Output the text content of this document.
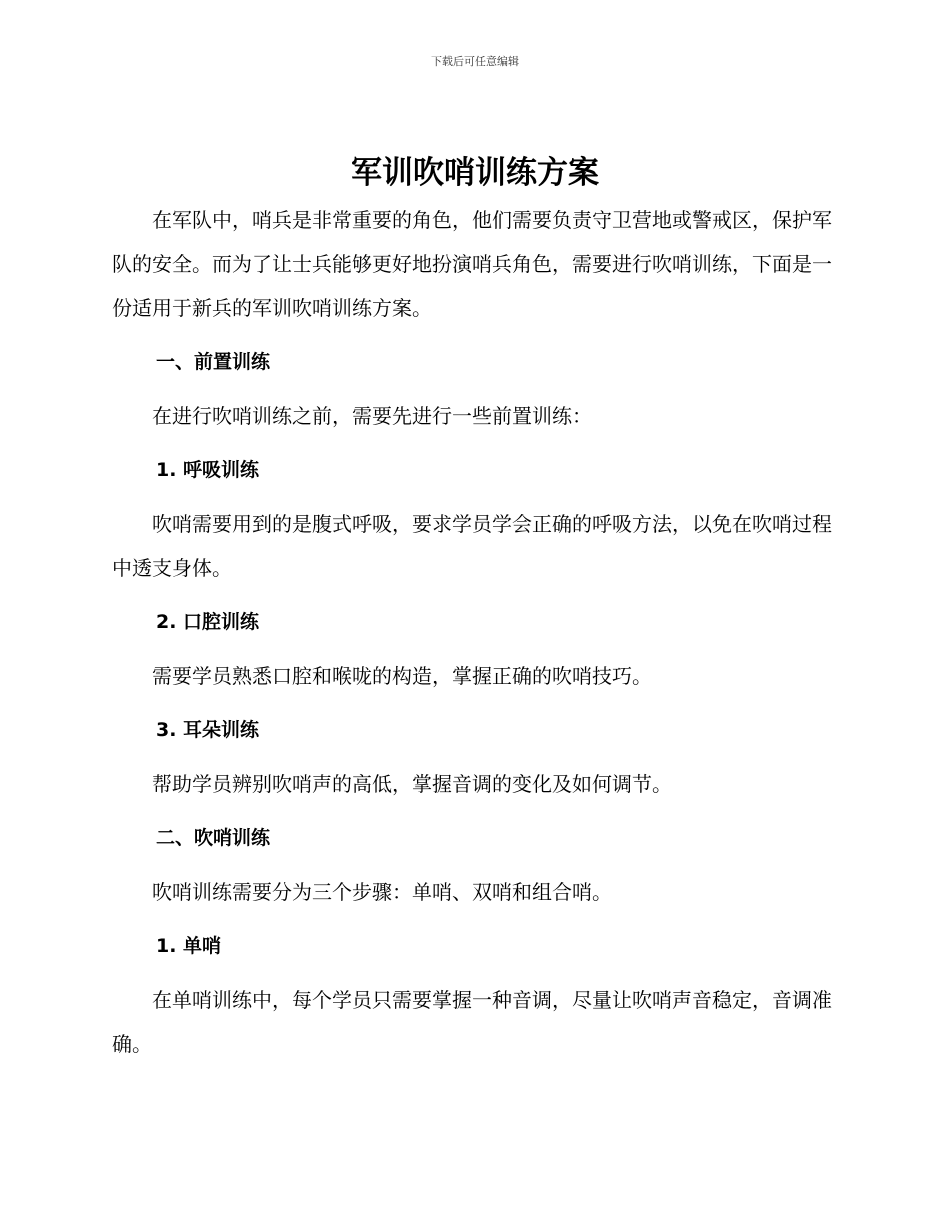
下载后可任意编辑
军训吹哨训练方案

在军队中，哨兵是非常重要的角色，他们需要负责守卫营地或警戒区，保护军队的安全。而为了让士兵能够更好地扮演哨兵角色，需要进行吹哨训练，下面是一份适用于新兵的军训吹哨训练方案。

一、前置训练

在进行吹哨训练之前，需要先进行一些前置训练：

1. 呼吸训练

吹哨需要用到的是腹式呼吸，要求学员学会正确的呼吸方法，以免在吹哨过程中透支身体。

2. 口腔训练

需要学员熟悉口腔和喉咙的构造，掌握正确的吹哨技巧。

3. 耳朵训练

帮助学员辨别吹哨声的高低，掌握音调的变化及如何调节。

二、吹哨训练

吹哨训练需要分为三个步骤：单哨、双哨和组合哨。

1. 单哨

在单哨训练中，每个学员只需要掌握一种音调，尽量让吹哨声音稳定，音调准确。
:::::
▸ Request
Images in the data above are to be skipped. Retype all other material exactly.

▸ Result below
Output the text content of this document.
下载后可任意编辑
军训吹哨训练方案

在军队中，哨兵是非常重要的角色，他们需要负责守卫营地或警戒区，保护军队的安全。而为了让士兵能够更好地扮演哨兵角色，需要进行吹哨训练，下面是一份适用于新兵的军训吹哨训练方案。

一、前置训练

在进行吹哨训练之前，需要先进行一些前置训练：

1. 呼吸训练

吹哨需要用到的是腹式呼吸，要求学员学会正确的呼吸方法，以免在吹哨过程中透支身体。

2. 口腔训练

需要学员熟悉口腔和喉咙的构造，掌握正确的吹哨技巧。

3. 耳朵训练

帮助学员辨别吹哨声的高低，掌握音调的变化及如何调节。

二、吹哨训练

吹哨训练需要分为三个步骤：单哨、双哨和组合哨。

1. 单哨

在单哨训练中，每个学员只需要掌握一种音调，尽量让吹哨声音稳定，音调准确。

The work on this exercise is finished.